Problem statement – Collect each line holding the string "Across".

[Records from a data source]
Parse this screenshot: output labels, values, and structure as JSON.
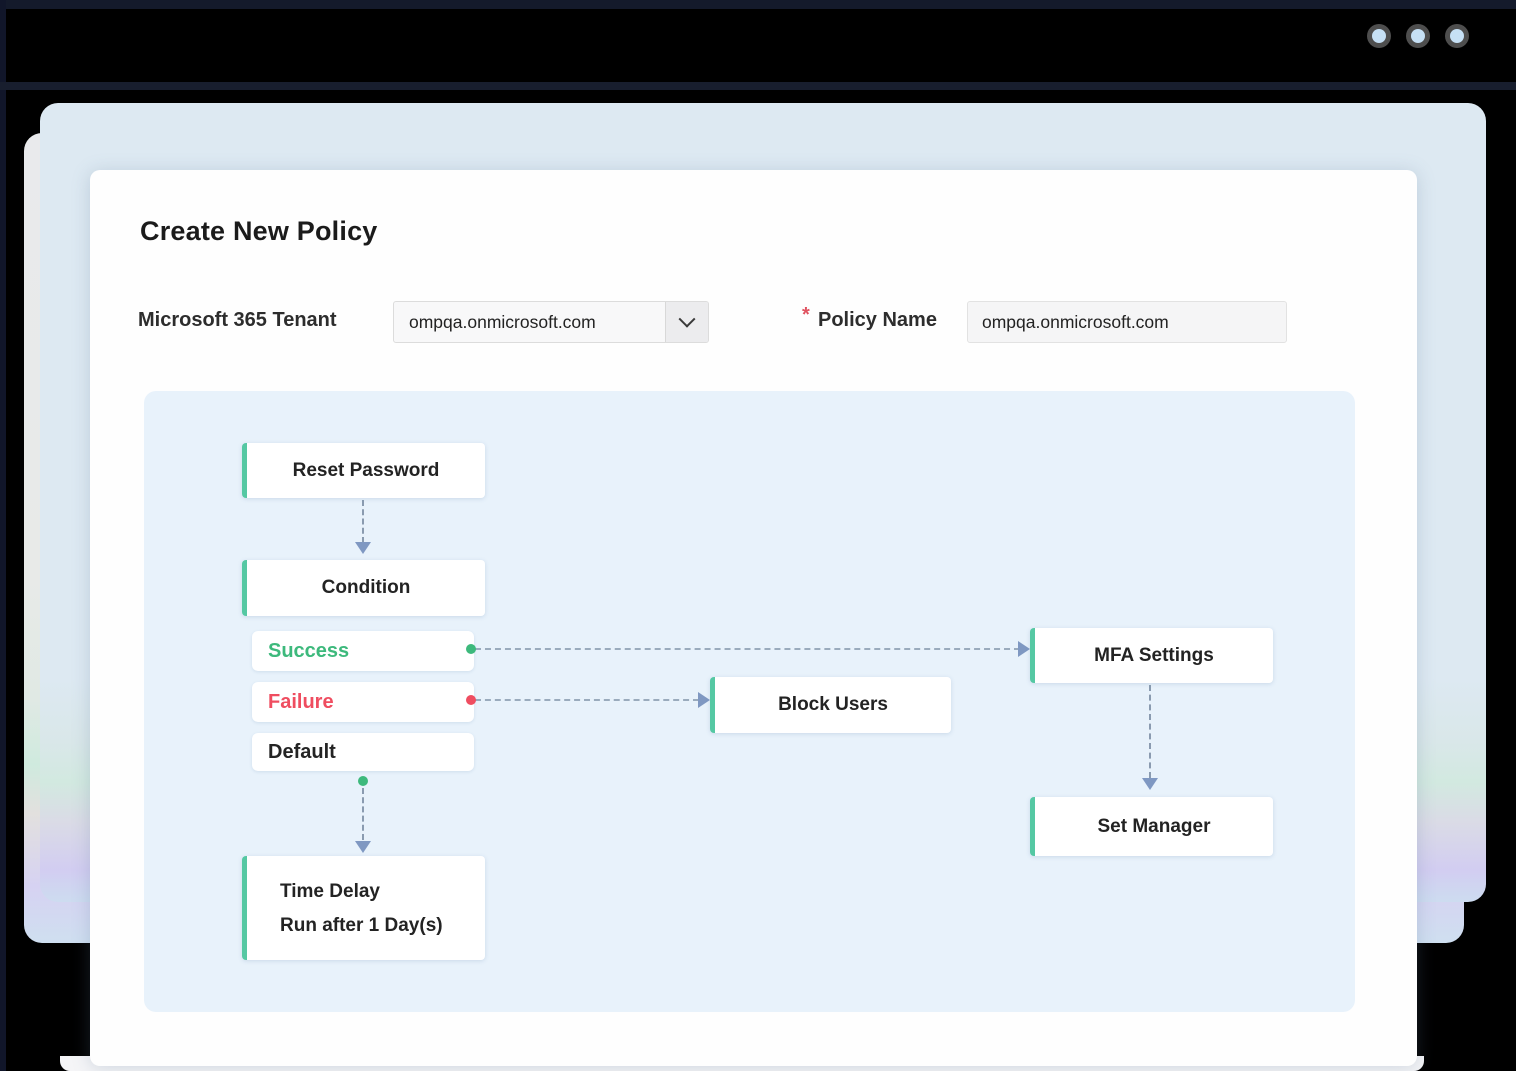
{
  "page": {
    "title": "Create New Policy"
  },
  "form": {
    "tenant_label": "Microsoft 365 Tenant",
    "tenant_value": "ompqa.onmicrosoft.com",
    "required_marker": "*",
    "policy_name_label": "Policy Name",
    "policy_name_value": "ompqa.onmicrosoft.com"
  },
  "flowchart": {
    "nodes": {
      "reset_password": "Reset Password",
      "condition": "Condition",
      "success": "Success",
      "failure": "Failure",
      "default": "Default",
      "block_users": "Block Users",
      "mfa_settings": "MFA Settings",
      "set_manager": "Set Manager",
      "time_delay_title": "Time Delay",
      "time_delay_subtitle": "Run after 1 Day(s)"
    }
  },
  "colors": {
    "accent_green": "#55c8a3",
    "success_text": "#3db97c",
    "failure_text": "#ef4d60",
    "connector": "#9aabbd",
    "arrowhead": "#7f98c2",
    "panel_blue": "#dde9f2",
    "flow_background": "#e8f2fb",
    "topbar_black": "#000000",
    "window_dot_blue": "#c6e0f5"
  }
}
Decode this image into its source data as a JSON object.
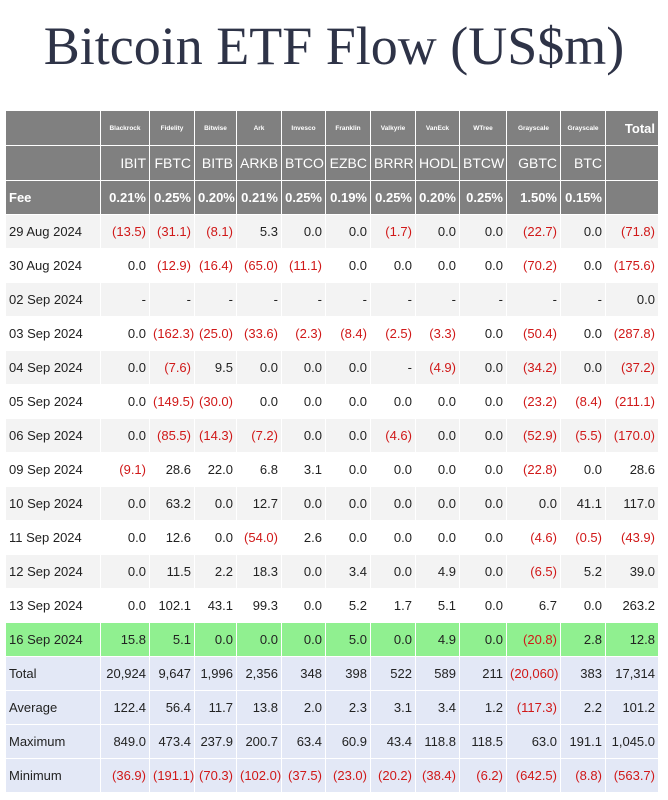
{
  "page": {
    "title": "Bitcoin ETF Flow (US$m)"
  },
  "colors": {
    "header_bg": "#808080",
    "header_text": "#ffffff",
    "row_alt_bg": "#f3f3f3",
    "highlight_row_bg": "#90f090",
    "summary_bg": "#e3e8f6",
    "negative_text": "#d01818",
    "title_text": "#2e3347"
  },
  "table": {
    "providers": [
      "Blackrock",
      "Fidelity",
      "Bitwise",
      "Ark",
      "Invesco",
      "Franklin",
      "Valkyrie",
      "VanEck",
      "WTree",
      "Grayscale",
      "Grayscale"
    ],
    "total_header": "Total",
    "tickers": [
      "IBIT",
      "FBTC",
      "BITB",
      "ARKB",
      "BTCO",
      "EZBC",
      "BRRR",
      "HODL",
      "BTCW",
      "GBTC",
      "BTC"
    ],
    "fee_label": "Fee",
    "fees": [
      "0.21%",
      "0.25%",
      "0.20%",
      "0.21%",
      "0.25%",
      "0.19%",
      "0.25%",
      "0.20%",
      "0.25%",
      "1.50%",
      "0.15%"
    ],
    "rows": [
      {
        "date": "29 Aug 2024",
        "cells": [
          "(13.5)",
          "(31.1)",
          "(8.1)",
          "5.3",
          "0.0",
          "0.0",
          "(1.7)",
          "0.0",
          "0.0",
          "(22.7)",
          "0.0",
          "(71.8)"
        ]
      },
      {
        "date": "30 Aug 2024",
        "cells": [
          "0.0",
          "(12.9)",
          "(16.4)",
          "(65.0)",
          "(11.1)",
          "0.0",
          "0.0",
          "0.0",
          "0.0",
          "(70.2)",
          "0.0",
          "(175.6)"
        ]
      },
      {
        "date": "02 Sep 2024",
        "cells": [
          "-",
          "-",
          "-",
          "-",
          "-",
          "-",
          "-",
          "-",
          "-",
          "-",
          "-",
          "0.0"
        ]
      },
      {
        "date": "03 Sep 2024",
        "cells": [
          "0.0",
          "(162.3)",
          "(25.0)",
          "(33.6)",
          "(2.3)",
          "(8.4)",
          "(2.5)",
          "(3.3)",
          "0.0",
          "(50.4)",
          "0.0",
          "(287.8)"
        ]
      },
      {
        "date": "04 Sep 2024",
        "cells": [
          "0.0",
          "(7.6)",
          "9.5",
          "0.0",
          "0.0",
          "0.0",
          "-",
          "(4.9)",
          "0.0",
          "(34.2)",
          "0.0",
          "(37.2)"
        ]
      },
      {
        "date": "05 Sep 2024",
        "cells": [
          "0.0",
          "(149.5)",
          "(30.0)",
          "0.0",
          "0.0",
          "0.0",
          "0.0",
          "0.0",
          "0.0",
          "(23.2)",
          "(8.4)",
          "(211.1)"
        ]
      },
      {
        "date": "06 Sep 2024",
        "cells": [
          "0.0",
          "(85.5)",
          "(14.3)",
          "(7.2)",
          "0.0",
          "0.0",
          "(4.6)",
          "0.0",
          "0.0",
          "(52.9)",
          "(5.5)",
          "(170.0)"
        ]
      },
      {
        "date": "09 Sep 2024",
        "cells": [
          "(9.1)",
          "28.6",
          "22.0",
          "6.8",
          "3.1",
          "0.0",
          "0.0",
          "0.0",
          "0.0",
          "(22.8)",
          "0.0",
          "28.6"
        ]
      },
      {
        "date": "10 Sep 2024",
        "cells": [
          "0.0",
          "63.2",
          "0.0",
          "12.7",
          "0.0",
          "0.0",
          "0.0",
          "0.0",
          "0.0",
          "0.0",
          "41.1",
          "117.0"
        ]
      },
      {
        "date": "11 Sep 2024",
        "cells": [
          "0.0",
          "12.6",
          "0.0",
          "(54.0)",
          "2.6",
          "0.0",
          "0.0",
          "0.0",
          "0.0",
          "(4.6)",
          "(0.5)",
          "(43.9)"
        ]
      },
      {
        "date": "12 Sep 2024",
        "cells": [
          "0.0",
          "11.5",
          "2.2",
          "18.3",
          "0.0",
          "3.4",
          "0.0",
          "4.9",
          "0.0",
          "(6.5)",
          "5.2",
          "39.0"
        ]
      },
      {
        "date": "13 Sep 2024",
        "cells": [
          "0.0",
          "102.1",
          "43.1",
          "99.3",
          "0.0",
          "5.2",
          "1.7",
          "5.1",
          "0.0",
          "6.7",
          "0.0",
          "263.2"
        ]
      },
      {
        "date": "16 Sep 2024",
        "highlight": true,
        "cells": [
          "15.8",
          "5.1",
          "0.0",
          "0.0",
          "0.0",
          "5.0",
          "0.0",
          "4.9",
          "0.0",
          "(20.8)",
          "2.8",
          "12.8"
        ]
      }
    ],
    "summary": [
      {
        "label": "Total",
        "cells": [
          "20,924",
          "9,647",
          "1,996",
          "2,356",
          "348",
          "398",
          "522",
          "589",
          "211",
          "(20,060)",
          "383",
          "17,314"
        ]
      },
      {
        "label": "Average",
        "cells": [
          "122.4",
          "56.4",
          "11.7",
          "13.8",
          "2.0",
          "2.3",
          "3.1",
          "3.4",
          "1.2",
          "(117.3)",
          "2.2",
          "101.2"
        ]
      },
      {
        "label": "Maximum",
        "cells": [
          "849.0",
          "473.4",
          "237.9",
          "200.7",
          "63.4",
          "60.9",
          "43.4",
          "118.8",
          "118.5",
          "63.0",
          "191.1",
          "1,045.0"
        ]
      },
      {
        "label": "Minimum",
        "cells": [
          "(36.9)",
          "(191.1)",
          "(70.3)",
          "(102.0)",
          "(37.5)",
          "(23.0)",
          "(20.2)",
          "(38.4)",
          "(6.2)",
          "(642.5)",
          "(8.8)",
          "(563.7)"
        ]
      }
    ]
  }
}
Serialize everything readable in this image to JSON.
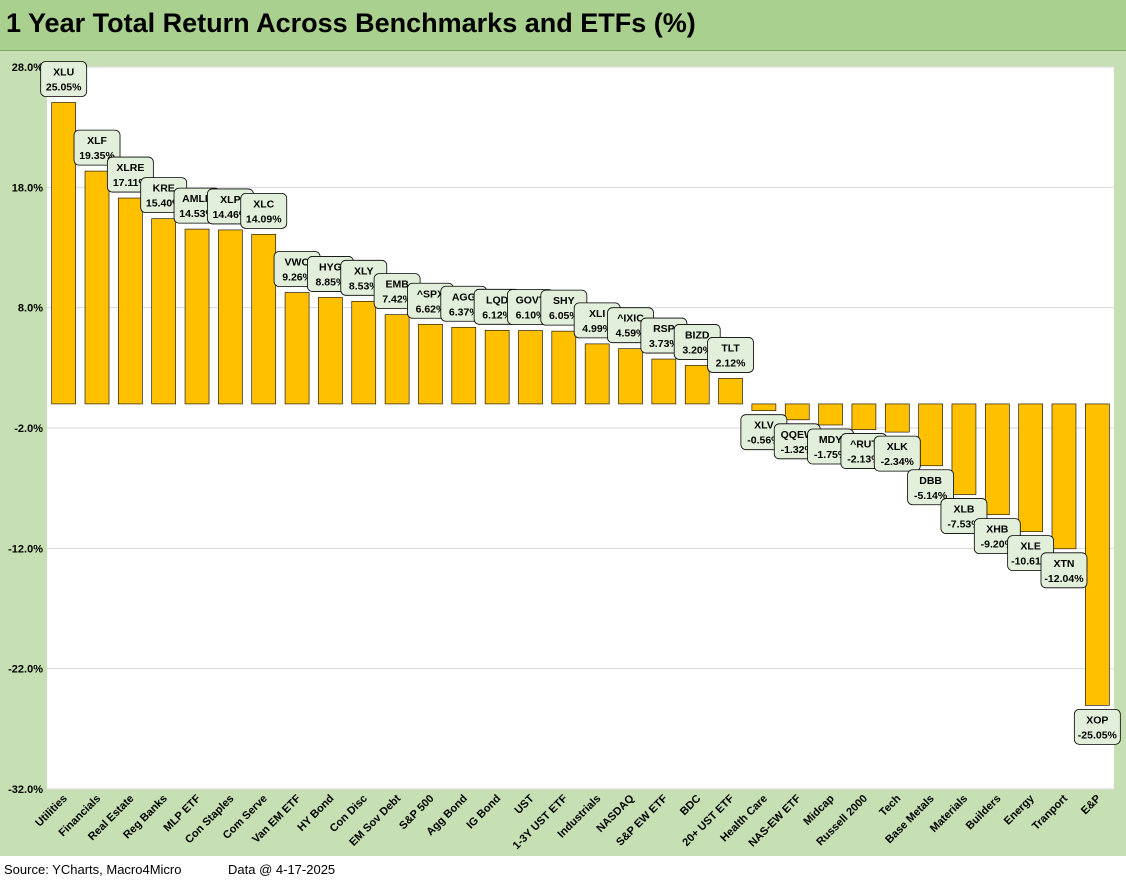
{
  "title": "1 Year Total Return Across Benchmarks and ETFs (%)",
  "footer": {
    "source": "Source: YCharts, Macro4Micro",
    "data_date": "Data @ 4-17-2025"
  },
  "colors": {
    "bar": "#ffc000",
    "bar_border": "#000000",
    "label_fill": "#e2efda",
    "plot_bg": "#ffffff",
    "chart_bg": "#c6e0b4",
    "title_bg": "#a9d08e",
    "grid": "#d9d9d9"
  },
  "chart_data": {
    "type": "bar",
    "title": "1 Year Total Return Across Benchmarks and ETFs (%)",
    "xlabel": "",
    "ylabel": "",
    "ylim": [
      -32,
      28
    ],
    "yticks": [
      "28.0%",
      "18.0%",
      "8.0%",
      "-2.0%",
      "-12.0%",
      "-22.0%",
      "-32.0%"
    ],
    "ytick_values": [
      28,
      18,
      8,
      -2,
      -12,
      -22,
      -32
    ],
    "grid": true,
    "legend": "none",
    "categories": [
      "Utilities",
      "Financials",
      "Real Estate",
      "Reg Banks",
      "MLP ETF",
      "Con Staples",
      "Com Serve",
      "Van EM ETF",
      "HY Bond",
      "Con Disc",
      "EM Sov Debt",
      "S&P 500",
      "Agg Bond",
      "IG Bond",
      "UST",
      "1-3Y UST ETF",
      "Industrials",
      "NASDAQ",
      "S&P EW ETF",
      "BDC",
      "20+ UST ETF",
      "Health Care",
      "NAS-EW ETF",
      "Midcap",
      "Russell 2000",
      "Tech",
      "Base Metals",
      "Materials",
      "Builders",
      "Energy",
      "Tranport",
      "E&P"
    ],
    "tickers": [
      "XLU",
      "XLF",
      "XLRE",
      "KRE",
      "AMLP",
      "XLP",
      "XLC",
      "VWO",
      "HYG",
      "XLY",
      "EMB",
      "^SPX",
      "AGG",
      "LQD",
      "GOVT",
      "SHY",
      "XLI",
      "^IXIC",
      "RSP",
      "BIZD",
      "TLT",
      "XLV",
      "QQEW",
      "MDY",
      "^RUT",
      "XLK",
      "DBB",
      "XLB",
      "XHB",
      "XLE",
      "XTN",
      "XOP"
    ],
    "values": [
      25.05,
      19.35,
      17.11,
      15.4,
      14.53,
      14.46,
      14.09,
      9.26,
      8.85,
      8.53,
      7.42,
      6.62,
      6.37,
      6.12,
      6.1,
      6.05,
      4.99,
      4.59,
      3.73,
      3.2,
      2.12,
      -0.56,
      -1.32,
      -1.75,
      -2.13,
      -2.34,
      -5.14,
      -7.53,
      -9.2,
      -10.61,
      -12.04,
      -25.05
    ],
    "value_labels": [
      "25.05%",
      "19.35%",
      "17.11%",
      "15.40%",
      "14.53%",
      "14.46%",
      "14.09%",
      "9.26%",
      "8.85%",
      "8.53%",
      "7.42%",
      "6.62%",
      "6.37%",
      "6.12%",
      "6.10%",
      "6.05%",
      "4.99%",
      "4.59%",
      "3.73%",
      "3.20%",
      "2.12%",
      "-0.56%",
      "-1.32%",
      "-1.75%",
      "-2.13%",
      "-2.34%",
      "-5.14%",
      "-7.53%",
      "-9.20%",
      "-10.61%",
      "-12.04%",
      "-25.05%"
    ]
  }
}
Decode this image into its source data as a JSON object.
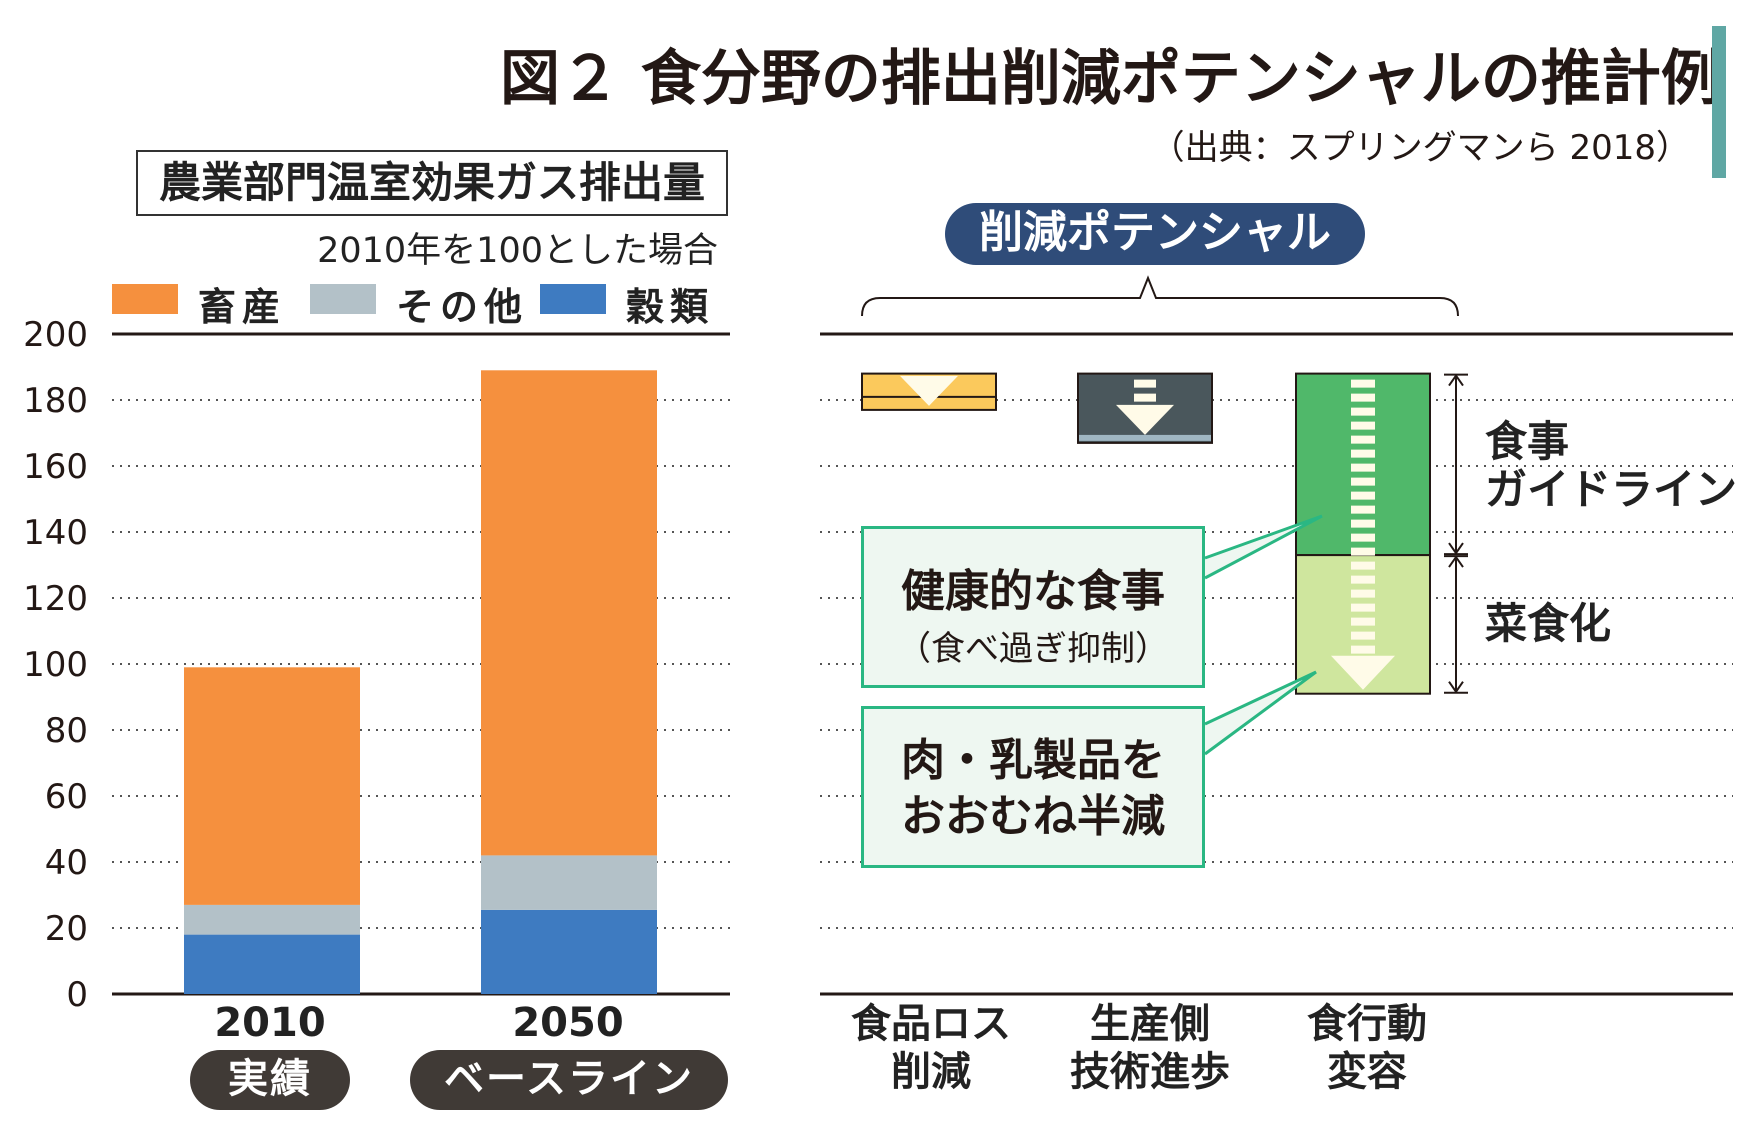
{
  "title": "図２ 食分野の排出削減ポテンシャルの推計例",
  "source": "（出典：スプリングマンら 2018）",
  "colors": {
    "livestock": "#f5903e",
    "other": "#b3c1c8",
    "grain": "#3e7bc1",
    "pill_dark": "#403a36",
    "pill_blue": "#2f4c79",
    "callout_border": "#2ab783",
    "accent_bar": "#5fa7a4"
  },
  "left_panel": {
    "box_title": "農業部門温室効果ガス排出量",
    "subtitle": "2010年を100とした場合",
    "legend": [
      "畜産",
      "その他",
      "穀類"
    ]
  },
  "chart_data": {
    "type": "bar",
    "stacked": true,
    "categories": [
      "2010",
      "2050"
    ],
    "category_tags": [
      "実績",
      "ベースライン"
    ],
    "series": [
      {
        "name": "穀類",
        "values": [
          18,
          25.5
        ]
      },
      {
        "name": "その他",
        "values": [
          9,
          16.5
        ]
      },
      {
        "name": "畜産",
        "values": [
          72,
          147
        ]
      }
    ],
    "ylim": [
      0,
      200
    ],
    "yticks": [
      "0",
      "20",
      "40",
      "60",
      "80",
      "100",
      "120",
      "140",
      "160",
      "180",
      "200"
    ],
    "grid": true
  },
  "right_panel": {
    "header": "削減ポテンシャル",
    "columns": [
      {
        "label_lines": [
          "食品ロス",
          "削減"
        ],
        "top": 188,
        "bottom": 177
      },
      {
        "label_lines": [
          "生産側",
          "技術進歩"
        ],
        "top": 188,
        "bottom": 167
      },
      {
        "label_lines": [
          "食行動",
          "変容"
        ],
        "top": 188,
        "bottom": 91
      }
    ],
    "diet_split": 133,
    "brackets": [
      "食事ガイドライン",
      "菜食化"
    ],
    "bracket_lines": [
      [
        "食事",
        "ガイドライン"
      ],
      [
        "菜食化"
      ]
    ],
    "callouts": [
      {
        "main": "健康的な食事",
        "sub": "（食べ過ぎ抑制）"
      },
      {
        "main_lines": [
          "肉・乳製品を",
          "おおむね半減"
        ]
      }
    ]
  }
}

Problem solution –
  "title": "1 Year Total Return Across Benchmarks and ETFs (%)",
    "title": "1 Year Total Return Across Benchmarks and ETFs (%)",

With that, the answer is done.